Each line that contains the word "Wake" counts once; give the total for the records below and nothing else.

Data entries
>>>

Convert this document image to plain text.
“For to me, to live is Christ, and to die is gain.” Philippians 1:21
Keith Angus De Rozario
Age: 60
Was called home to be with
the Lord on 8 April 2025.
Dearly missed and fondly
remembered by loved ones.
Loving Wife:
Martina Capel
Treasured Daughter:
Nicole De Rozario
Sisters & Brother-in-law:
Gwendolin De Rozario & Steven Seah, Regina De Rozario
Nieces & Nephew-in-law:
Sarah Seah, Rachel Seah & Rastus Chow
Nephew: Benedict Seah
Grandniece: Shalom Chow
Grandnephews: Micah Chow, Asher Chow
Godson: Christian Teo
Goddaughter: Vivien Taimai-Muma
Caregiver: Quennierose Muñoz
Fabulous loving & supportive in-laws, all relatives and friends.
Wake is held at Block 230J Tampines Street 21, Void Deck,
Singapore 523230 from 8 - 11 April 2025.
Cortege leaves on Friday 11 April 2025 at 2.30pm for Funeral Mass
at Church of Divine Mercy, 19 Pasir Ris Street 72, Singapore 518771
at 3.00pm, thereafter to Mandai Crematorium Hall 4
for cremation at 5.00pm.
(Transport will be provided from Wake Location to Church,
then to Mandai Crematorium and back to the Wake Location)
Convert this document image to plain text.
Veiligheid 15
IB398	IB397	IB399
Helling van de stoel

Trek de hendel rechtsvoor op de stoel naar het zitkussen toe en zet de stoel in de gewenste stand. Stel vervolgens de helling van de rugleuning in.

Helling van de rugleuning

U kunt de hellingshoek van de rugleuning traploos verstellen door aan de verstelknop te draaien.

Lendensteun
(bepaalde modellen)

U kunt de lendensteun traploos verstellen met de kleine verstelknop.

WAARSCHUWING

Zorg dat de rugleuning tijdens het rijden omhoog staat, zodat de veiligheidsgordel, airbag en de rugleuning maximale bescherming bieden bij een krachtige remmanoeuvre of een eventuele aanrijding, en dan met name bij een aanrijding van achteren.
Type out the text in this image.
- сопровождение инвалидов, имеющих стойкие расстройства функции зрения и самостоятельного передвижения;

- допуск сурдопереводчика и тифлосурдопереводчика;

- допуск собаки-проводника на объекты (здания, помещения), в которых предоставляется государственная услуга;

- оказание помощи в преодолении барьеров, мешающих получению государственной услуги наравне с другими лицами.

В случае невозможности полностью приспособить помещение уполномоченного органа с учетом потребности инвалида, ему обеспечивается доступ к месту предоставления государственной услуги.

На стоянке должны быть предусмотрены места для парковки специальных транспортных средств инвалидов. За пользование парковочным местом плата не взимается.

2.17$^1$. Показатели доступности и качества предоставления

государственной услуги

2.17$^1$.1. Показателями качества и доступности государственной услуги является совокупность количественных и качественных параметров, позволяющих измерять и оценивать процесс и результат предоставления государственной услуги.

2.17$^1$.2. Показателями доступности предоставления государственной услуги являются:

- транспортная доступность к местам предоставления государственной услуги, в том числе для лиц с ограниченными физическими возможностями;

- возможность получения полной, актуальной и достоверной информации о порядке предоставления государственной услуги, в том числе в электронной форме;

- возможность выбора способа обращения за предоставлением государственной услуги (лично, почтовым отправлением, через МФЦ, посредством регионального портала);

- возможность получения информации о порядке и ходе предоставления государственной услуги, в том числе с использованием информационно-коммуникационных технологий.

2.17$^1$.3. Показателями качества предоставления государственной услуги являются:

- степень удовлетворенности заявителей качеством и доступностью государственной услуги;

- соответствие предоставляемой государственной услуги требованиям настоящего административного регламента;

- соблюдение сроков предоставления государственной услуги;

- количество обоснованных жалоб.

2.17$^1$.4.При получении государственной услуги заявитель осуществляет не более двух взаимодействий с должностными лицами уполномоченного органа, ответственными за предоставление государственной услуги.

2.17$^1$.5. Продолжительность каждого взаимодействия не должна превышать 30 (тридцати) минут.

<<<

FINAL RESULT => 3